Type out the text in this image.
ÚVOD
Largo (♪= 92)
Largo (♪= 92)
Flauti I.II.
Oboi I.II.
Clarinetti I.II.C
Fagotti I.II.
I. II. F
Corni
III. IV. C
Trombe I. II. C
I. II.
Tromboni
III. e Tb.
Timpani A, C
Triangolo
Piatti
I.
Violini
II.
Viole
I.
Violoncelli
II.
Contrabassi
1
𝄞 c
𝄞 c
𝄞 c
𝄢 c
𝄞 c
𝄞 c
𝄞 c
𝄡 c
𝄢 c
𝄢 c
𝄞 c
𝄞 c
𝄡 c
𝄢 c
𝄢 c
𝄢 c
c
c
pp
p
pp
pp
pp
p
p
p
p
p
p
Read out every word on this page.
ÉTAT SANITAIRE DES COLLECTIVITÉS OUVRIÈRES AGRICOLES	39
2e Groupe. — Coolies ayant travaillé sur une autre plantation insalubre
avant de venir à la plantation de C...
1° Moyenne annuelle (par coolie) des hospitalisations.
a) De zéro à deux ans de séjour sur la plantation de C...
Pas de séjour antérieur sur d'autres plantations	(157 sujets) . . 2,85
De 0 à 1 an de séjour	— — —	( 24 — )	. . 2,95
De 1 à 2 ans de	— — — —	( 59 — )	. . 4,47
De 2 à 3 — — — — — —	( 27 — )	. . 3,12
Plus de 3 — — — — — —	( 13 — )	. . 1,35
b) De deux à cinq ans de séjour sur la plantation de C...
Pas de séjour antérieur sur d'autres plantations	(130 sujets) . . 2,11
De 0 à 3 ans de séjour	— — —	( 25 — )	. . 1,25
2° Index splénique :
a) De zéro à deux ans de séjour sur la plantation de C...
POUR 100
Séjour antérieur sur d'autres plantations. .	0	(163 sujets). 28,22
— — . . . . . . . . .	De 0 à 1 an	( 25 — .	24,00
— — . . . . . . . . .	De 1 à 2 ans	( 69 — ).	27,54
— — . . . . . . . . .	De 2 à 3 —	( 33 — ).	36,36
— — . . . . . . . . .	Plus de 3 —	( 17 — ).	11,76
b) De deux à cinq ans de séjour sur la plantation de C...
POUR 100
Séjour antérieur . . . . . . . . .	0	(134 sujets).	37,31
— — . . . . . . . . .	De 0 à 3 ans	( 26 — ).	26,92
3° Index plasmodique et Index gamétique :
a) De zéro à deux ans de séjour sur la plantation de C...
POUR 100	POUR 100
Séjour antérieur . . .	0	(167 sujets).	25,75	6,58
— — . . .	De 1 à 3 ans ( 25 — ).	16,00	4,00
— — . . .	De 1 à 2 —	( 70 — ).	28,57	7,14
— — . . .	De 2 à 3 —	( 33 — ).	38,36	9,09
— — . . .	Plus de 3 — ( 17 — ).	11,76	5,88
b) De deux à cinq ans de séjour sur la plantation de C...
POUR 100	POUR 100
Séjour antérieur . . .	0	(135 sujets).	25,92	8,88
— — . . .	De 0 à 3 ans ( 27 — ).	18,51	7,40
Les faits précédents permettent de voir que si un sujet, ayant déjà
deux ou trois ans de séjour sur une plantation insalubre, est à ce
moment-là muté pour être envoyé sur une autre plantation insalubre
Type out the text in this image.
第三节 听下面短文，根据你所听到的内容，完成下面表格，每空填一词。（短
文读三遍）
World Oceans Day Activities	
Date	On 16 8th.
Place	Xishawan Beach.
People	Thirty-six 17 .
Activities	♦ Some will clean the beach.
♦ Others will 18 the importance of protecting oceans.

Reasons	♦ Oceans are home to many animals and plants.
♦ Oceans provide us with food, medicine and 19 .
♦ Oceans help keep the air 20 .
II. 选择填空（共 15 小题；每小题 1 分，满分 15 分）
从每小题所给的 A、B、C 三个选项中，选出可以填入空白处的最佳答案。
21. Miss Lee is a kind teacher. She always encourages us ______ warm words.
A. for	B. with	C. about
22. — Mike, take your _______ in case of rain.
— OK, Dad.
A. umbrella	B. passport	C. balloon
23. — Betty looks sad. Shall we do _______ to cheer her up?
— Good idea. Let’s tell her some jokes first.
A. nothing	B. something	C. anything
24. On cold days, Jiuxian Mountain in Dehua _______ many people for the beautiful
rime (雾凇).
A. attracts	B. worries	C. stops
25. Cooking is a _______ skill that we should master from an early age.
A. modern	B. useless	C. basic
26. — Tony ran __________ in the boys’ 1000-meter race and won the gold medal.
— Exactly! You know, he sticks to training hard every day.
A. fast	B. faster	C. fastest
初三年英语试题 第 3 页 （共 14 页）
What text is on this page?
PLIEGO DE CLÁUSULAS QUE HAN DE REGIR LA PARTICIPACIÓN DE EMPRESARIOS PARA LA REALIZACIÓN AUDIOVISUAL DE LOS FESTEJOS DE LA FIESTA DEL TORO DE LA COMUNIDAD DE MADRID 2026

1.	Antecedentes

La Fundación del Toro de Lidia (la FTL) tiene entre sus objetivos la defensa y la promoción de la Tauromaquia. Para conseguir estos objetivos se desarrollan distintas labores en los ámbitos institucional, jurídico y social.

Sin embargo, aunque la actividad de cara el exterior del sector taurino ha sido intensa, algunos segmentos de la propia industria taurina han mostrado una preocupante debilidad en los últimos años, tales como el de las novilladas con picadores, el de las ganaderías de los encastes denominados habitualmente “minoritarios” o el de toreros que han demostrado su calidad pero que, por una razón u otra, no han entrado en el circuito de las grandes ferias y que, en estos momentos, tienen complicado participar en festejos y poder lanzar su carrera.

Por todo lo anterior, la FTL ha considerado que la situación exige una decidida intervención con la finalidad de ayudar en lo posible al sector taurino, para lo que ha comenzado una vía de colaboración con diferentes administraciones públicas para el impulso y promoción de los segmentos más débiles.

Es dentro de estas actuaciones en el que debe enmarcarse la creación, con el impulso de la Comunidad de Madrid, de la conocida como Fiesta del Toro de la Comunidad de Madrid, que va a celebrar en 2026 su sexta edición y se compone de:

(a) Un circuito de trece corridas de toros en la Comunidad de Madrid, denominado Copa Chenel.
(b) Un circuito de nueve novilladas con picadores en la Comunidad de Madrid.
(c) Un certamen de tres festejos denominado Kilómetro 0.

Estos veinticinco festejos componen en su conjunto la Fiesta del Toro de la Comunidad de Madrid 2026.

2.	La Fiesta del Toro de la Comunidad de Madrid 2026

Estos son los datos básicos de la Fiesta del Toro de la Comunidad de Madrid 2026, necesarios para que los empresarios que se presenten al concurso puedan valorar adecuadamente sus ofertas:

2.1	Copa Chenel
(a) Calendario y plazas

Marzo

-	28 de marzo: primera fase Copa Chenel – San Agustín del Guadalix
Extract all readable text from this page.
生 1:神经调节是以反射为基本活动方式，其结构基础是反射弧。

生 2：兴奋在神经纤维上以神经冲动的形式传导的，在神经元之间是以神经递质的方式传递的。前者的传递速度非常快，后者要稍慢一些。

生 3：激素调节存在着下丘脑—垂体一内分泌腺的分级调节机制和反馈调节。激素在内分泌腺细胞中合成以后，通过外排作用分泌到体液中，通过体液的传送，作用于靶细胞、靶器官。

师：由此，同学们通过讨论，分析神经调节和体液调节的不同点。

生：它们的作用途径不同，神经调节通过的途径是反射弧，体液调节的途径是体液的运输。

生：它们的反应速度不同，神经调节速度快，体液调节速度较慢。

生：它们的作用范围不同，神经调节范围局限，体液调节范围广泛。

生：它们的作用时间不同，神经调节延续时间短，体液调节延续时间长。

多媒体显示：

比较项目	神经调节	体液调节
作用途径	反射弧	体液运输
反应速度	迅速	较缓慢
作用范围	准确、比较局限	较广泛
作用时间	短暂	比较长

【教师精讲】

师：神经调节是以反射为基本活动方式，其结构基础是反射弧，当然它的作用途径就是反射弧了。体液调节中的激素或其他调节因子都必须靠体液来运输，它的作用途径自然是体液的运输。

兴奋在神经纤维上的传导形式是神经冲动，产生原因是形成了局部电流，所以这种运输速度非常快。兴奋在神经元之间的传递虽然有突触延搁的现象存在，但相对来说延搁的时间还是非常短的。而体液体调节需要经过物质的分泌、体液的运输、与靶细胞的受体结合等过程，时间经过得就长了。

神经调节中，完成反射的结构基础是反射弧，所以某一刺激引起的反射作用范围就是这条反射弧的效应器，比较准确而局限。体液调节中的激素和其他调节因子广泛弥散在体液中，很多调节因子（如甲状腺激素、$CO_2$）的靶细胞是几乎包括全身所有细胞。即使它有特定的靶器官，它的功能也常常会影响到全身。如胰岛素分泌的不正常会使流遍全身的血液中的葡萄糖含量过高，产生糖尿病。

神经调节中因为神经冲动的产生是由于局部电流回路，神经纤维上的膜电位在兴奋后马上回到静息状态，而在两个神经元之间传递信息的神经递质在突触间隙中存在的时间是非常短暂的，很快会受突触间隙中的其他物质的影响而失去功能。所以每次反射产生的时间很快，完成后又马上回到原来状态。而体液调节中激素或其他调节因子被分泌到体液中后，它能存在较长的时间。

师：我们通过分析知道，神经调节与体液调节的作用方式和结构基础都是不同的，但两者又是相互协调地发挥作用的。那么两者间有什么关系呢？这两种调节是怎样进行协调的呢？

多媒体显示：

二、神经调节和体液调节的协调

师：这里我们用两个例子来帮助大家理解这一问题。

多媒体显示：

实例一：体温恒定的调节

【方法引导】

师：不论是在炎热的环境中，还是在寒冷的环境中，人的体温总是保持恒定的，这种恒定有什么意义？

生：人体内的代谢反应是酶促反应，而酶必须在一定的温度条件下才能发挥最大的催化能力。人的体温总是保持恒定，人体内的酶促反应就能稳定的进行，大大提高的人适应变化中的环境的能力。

_Given instruction_
Count the lines above that contain the word "from", and give only that number.

_The answer_
2